Figure record extracts
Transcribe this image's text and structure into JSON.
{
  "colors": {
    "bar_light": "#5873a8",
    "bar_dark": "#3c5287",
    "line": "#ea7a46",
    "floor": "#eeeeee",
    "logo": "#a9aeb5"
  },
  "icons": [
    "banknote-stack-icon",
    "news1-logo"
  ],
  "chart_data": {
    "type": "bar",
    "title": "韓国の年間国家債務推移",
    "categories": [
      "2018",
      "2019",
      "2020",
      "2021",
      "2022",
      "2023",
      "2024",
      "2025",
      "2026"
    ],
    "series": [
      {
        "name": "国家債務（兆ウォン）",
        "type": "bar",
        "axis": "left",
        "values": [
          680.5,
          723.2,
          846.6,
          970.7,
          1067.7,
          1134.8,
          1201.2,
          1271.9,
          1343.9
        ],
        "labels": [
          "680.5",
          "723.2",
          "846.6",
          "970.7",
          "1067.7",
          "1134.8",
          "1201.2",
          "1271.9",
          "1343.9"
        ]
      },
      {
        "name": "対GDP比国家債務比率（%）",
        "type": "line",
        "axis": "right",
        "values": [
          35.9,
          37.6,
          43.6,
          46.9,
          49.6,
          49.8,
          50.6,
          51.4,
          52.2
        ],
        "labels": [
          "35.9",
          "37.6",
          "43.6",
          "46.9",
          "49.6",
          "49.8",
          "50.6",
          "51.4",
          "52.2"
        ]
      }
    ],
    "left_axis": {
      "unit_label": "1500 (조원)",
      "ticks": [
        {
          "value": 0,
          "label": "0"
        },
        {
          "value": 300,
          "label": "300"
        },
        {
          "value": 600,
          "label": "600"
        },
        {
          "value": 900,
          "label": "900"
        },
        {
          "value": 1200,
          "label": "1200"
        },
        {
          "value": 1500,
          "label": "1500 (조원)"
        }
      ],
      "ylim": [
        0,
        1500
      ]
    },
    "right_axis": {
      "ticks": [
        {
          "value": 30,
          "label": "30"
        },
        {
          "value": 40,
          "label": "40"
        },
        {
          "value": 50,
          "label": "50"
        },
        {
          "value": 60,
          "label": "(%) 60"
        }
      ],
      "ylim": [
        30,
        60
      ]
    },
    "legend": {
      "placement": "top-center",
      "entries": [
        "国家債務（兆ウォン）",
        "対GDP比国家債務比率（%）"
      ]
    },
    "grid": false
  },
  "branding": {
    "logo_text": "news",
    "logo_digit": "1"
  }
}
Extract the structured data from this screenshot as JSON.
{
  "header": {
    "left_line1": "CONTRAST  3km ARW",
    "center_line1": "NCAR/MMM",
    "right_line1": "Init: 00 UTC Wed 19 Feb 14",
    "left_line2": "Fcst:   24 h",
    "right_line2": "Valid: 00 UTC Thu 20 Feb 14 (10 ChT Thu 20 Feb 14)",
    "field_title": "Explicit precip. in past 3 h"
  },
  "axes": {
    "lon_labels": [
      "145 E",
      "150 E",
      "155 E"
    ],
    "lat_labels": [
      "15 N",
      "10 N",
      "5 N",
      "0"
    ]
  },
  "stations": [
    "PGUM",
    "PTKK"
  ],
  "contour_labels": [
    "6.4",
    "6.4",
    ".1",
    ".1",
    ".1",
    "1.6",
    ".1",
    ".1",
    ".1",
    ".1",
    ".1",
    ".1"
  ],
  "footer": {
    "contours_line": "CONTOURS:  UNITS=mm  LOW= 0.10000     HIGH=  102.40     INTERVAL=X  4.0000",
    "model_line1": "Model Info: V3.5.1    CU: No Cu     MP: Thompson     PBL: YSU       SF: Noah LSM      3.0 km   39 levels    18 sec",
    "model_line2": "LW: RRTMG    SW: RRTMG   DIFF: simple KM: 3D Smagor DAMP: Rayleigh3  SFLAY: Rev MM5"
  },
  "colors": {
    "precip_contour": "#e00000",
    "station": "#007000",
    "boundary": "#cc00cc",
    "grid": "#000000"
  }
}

▶ **Task instructions**:
Extract all of the material exactly as it is written.

▶ **Exercise answer**:
Transcribe this image's text and structure into JSON.
{
  "colors": {
    "bar_light": "#5873a8",
    "bar_dark": "#3c5287",
    "line": "#ea7a46",
    "floor": "#eeeeee",
    "logo": "#a9aeb5"
  },
  "icons": [
    "banknote-stack-icon",
    "news1-logo"
  ],
  "chart_data": {
    "type": "bar",
    "title": "韓国の年間国家債務推移",
    "categories": [
      "2018",
      "2019",
      "2020",
      "2021",
      "2022",
      "2023",
      "2024",
      "2025",
      "2026"
    ],
    "series": [
      {
        "name": "国家債務（兆ウォン）",
        "type": "bar",
        "axis": "left",
        "values": [
          680.5,
          723.2,
          846.6,
          970.7,
          1067.7,
          1134.8,
          1201.2,
          1271.9,
          1343.9
        ],
        "labels": [
          "680.5",
          "723.2",
          "846.6",
          "970.7",
          "1067.7",
          "1134.8",
          "1201.2",
          "1271.9",
          "1343.9"
        ]
      },
      {
        "name": "対GDP比国家債務比率（%）",
        "type": "line",
        "axis": "right",
        "values": [
          35.9,
          37.6,
          43.6,
          46.9,
          49.6,
          49.8,
          50.6,
          51.4,
          52.2
        ],
        "labels": [
          "35.9",
          "37.6",
          "43.6",
          "46.9",
          "49.6",
          "49.8",
          "50.6",
          "51.4",
          "52.2"
        ]
      }
    ],
    "left_axis": {
      "unit_label": "1500 (조원)",
      "ticks": [
        {
          "value": 0,
          "label": "0"
        },
        {
          "value": 300,
          "label": "300"
        },
        {
          "value": 600,
          "label": "600"
        },
        {
          "value": 900,
          "label": "900"
        },
        {
          "value": 1200,
          "label": "1200"
        },
        {
          "value": 1500,
          "label": "1500 (조원)"
        }
      ],
      "ylim": [
        0,
        1500
      ]
    },
    "right_axis": {
      "ticks": [
        {
          "value": 30,
          "label": "30"
        },
        {
          "value": 40,
          "label": "40"
        },
        {
          "value": 50,
          "label": "50"
        },
        {
          "value": 60,
          "label": "(%) 60"
        }
      ],
      "ylim": [
        30,
        60
      ]
    },
    "legend": {
      "placement": "top-center",
      "entries": [
        "国家債務（兆ウォン）",
        "対GDP比国家債務比率（%）"
      ]
    },
    "grid": false
  },
  "branding": {
    "logo_text": "news",
    "logo_digit": "1"
  }
}
Extract the structured data from this screenshot as JSON.
{
  "header": {
    "left_line1": "CONTRAST  3km ARW",
    "center_line1": "NCAR/MMM",
    "right_line1": "Init: 00 UTC Wed 19 Feb 14",
    "left_line2": "Fcst:   24 h",
    "right_line2": "Valid: 00 UTC Thu 20 Feb 14 (10 ChT Thu 20 Feb 14)",
    "field_title": "Explicit precip. in past 3 h"
  },
  "axes": {
    "lon_labels": [
      "145 E",
      "150 E",
      "155 E"
    ],
    "lat_labels": [
      "15 N",
      "10 N",
      "5 N",
      "0"
    ]
  },
  "stations": [
    "PGUM",
    "PTKK"
  ],
  "contour_labels": [
    "6.4",
    "6.4",
    ".1",
    ".1",
    ".1",
    "1.6",
    ".1",
    ".1",
    ".1",
    ".1",
    ".1",
    ".1"
  ],
  "footer": {
    "contours_line": "CONTOURS:  UNITS=mm  LOW= 0.10000     HIGH=  102.40     INTERVAL=X  4.0000",
    "model_line1": "Model Info: V3.5.1    CU: No Cu     MP: Thompson     PBL: YSU       SF: Noah LSM      3.0 km   39 levels    18 sec",
    "model_line2": "LW: RRTMG    SW: RRTMG   DIFF: simple KM: 3D Smagor DAMP: Rayleigh3  SFLAY: Rev MM5"
  },
  "colors": {
    "precip_contour": "#e00000",
    "station": "#007000",
    "boundary": "#cc00cc",
    "grid": "#000000"
  }
}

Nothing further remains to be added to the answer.